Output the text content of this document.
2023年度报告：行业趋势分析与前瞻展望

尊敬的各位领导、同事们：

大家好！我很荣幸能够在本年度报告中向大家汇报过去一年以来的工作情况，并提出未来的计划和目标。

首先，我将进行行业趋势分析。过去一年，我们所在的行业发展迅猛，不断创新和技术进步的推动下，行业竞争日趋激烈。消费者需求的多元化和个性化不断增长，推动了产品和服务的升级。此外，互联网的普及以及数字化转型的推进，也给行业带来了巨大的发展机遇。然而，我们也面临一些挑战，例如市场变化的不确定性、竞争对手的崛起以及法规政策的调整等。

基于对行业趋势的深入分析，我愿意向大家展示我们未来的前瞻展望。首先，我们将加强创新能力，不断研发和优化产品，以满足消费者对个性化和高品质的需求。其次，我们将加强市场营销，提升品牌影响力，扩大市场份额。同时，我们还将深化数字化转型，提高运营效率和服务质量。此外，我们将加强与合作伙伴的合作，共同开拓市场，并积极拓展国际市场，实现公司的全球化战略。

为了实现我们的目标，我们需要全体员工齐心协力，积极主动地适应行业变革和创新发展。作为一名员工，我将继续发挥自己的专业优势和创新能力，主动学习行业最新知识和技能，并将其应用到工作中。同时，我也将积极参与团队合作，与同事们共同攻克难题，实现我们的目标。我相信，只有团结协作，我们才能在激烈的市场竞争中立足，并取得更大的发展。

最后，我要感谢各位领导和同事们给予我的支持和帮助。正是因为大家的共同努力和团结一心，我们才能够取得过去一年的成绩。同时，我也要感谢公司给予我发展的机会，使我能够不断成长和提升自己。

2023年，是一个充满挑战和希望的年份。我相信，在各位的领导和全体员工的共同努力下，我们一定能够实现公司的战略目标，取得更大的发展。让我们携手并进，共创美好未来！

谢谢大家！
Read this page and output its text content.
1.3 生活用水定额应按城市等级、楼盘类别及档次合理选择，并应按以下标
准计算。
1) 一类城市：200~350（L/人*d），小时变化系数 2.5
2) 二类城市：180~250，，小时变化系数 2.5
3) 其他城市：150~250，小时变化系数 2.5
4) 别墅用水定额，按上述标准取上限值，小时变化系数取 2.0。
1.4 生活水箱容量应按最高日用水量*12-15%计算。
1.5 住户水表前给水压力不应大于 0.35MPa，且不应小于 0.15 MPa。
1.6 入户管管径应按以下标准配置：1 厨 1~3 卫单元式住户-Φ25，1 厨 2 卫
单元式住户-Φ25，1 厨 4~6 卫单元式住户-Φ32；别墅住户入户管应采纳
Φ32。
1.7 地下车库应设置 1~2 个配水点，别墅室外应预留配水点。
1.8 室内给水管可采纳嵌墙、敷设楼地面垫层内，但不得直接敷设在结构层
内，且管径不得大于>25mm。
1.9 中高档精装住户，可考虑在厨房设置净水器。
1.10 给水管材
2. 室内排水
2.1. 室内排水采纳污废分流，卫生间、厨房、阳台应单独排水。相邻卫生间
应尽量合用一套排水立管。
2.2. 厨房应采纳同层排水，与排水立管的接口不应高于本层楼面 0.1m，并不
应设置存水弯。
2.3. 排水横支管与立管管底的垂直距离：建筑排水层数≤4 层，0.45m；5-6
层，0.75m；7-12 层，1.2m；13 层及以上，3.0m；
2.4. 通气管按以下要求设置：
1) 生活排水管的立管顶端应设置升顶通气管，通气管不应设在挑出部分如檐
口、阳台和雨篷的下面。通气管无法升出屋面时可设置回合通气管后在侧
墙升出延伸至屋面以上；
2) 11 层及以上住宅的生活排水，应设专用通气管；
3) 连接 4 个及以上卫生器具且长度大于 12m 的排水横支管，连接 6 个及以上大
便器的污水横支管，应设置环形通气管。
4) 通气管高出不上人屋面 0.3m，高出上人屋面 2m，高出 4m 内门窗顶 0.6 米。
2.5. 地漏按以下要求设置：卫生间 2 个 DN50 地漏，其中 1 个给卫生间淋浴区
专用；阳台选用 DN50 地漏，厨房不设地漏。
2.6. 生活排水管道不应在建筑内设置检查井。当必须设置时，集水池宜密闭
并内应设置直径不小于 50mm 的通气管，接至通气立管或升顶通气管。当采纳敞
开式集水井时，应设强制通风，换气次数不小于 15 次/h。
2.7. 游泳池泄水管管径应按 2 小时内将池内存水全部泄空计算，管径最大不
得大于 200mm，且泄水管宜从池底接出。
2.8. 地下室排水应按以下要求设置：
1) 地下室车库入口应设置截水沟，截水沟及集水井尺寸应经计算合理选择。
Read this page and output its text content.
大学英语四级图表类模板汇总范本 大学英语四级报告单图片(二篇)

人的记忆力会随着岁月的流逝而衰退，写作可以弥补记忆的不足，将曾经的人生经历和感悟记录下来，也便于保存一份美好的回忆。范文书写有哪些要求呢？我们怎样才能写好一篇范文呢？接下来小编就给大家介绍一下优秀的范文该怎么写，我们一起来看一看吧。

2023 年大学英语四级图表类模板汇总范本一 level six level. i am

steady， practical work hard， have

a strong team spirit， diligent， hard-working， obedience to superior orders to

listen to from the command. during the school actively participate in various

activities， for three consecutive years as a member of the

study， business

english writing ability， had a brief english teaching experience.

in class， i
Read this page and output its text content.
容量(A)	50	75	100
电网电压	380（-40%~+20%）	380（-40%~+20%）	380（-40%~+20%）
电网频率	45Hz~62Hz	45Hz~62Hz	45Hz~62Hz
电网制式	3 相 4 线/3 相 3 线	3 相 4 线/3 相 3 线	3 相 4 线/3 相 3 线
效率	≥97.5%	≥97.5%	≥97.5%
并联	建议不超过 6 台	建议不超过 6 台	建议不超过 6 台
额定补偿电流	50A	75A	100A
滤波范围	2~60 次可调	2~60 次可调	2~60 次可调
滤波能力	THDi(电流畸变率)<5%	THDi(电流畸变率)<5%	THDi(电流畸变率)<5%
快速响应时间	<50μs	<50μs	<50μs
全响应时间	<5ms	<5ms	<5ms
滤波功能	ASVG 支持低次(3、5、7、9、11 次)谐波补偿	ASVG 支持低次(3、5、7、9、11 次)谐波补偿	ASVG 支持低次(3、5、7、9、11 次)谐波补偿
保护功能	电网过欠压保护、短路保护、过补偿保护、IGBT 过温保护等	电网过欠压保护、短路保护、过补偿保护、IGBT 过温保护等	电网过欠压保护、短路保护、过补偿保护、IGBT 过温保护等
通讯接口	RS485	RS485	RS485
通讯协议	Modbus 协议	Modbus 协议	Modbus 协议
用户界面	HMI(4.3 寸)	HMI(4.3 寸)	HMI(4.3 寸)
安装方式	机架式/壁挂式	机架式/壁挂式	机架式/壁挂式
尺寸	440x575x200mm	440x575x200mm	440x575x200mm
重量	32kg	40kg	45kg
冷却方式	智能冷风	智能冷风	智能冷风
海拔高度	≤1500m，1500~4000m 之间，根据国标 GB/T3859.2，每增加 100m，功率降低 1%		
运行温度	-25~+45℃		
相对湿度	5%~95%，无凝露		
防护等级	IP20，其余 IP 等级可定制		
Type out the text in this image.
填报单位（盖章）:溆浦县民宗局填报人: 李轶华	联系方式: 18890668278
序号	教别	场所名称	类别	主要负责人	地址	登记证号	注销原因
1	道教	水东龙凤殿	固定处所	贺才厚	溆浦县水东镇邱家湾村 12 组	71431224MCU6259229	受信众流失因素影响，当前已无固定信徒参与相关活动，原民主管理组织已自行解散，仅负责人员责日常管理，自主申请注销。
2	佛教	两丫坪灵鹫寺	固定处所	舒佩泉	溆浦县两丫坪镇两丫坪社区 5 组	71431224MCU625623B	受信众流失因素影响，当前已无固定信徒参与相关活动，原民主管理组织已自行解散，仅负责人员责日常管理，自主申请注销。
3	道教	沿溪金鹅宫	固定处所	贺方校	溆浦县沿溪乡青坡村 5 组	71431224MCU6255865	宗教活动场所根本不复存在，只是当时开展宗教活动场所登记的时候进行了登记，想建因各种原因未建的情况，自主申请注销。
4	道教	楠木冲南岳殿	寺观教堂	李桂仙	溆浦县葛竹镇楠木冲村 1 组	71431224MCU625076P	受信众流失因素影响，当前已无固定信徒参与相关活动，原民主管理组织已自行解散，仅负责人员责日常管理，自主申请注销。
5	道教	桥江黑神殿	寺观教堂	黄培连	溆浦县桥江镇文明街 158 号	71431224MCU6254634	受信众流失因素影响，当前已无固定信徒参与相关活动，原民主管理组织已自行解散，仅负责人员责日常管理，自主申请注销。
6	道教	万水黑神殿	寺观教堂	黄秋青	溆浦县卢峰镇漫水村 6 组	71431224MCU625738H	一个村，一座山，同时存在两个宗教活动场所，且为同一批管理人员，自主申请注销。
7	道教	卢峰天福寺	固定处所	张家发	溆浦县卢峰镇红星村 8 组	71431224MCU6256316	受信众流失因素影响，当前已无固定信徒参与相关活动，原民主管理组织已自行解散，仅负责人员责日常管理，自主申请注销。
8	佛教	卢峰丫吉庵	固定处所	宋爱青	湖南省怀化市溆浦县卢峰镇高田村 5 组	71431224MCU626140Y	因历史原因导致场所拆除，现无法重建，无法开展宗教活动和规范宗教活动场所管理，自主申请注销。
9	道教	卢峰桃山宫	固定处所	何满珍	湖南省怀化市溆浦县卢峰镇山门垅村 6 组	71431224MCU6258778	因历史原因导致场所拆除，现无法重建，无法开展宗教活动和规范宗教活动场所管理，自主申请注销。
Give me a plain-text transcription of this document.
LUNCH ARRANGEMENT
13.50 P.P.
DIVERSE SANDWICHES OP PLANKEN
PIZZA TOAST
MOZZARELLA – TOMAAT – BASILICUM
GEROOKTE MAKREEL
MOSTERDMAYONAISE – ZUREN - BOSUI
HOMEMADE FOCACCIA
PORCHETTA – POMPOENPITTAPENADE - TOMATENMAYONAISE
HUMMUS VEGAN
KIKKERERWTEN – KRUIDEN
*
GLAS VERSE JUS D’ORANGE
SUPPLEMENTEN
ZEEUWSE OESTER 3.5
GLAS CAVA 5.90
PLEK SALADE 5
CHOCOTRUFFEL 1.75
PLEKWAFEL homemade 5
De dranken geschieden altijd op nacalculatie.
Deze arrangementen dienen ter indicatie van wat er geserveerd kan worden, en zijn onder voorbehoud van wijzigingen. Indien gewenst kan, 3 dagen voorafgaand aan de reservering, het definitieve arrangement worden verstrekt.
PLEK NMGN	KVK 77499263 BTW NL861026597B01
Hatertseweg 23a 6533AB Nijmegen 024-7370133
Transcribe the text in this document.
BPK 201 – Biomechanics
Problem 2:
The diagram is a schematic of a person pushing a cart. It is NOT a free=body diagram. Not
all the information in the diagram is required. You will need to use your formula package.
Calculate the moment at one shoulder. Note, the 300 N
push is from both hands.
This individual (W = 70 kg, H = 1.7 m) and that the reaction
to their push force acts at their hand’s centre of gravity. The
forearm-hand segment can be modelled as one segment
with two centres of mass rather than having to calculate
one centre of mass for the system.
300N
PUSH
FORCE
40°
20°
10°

_ _ _ _ _ _ _

WHAT YOU HAVE TO DO:
Go through the material and select each line with the string "无法开展宗教活动和规范宗教活动场所管理" in it.

COMPLETE ANSWER:
8	佛教	卢峰丫吉庵	固定处所	宋爱青	湖南省怀化市溆浦县卢峰镇高田村 5 组	71431224MCU626140Y	因历史原因导致场所拆除，现无法重建，无法开展宗教活动和规范宗教活动场所管理，自主申请注销。
9	道教	卢峰桃山宫	固定处所	何满珍	湖南省怀化市溆浦县卢峰镇山门垅村 6 组	71431224MCU6258778	因历史原因导致场所拆除，现无法重建，无法开展宗教活动和规范宗教活动场所管理，自主申请注销。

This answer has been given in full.